### [Work instructions]
Pick out all lines with the word "servicios" from the records that follow.

Data entries:
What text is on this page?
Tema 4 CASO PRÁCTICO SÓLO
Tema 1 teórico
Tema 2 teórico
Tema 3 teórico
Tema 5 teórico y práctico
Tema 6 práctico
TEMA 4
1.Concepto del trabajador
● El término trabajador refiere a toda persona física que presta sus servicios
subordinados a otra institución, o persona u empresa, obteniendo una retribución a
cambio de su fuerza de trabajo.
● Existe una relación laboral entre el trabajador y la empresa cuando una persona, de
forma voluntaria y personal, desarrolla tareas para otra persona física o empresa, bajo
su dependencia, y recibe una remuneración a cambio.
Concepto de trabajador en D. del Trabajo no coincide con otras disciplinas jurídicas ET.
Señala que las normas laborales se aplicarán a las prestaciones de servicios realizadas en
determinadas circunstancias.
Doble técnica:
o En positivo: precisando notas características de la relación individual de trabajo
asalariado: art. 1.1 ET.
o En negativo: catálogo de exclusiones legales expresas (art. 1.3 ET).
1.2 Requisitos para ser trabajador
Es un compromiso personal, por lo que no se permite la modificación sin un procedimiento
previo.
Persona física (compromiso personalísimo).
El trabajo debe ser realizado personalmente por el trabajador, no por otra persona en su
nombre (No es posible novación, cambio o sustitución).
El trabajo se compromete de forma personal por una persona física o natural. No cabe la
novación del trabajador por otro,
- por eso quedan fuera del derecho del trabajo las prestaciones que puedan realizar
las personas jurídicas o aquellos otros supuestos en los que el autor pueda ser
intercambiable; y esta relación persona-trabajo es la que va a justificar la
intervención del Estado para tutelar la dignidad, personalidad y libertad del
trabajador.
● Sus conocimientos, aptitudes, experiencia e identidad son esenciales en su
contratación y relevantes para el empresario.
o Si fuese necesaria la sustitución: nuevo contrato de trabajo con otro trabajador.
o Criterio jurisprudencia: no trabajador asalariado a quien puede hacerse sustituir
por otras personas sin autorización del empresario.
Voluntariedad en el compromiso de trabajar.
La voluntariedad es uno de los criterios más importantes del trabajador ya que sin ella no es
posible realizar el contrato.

### [Answer to the problem]
● El término trabajador refiere a toda persona física que presta sus servicios
Señala que las normas laborales se aplicarán a las prestaciones de servicios realizadas en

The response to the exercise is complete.